→ **WHAT TO WORK ON**
Go through the data and copy each line that holds "elements".

→ **INPUT FOR THIS TASK**
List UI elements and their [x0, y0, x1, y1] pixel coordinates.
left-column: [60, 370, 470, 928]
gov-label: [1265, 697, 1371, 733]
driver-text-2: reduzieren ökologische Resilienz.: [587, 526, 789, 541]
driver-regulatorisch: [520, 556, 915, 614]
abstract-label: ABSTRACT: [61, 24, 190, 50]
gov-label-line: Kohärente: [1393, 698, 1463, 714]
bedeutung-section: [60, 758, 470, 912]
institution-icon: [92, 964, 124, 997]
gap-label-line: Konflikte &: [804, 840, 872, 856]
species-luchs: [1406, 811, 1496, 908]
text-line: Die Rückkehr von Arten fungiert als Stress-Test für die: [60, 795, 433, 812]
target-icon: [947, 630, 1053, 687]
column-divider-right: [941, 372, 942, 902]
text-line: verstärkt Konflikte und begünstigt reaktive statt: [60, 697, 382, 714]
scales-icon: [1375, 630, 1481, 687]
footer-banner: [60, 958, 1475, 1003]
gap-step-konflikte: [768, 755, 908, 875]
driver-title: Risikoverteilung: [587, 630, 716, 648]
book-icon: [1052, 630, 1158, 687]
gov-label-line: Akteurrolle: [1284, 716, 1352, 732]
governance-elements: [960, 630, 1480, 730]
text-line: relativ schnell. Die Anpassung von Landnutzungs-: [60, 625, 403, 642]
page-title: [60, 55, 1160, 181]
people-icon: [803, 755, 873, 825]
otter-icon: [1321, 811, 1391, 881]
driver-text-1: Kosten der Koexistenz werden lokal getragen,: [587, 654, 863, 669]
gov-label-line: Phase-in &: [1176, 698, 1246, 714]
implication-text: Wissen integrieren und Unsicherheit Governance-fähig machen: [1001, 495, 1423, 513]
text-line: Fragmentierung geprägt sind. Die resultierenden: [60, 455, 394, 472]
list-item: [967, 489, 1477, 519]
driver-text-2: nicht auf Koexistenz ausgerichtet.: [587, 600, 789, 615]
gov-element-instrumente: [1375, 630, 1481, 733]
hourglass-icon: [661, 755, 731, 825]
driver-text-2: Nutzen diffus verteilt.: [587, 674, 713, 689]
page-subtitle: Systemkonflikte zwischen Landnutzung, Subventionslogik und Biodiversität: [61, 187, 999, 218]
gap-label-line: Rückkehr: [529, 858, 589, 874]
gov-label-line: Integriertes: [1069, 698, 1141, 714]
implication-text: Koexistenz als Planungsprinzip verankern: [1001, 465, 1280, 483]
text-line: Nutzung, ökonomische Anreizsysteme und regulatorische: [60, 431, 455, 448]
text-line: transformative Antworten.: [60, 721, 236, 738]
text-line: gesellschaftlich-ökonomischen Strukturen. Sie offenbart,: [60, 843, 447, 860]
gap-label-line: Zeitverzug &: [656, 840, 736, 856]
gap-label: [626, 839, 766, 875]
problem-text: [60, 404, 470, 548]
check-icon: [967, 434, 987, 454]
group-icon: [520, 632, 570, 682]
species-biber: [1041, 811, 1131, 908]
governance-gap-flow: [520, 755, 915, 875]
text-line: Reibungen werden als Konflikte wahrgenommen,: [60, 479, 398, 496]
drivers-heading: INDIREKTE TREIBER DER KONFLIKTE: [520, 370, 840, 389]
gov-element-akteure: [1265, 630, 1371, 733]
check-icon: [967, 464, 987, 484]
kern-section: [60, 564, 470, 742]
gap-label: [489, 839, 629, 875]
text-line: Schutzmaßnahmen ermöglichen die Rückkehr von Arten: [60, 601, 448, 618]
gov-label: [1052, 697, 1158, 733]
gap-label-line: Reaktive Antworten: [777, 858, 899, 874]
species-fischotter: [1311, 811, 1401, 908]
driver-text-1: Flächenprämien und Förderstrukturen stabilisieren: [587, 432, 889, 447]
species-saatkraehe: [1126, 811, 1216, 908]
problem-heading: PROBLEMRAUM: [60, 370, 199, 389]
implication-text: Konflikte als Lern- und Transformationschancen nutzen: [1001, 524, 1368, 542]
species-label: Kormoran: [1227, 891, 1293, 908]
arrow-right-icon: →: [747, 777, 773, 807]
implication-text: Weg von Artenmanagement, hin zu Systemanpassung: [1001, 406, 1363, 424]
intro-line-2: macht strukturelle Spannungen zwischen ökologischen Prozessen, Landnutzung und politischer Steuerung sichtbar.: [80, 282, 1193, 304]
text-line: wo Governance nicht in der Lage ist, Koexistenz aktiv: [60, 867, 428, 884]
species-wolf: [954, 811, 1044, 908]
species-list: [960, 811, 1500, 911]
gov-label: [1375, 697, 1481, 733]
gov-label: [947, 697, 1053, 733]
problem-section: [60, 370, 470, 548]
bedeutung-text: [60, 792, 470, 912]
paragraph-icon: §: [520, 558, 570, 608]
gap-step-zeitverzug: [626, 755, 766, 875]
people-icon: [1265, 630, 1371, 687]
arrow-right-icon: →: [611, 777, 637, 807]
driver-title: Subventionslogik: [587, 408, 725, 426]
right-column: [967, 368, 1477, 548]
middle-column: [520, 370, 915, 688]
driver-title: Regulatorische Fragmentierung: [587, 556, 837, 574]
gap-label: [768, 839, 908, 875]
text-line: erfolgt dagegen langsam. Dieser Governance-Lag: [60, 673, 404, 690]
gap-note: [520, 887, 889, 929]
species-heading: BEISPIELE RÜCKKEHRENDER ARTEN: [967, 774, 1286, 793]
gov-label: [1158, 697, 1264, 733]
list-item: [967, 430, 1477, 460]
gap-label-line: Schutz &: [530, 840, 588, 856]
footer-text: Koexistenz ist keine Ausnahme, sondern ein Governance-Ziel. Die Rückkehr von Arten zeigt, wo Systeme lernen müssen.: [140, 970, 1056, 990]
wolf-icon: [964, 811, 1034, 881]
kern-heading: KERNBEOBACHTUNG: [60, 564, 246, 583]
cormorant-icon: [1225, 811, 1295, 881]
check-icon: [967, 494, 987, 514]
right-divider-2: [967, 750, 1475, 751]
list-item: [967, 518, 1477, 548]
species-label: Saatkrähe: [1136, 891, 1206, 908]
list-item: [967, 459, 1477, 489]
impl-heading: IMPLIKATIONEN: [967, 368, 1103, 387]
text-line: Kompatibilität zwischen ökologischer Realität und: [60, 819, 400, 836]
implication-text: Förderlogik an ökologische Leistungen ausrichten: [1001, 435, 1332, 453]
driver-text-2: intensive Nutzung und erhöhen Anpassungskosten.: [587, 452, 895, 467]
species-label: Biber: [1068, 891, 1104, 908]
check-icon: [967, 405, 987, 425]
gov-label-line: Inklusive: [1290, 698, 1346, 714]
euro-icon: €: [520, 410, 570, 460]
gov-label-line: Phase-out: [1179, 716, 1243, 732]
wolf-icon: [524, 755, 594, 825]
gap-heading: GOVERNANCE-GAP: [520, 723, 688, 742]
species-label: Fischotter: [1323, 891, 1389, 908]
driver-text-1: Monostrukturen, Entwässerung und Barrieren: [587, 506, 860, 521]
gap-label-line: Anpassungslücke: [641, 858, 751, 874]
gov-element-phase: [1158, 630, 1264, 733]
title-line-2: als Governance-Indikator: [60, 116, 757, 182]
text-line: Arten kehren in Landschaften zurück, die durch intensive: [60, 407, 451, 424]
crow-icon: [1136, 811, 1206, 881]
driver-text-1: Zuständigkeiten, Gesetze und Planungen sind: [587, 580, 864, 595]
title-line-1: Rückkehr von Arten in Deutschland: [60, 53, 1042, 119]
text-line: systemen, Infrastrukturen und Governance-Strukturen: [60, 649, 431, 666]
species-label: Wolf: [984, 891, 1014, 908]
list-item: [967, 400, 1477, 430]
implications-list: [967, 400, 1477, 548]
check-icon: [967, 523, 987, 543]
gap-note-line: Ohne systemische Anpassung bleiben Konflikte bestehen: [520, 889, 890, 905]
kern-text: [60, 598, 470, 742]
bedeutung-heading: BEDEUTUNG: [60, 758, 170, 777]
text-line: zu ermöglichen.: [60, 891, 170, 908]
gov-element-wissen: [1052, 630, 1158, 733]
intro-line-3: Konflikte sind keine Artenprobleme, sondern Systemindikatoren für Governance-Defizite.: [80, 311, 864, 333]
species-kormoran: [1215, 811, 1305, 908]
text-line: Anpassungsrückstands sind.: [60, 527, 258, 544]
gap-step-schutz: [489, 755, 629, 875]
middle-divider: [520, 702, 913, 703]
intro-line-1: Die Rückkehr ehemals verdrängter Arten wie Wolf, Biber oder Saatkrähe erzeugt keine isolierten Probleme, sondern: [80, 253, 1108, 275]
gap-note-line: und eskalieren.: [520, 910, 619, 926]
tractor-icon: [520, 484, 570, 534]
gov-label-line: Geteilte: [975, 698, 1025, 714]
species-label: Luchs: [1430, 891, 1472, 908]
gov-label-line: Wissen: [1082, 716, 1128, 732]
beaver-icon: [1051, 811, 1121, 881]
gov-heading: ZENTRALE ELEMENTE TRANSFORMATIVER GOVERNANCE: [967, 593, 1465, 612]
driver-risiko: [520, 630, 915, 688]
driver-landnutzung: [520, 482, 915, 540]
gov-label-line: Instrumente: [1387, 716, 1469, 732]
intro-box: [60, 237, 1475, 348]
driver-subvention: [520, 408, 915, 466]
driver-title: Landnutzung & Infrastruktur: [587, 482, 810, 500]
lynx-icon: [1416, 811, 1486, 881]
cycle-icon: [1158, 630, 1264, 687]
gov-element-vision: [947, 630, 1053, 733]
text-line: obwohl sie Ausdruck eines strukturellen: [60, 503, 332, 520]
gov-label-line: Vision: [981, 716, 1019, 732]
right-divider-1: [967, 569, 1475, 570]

→ **WRITTEN SOLUTION**
List UI elements and their [x0, y0, x1, y1] pixel coordinates.
governance-elements: [960, 630, 1480, 730]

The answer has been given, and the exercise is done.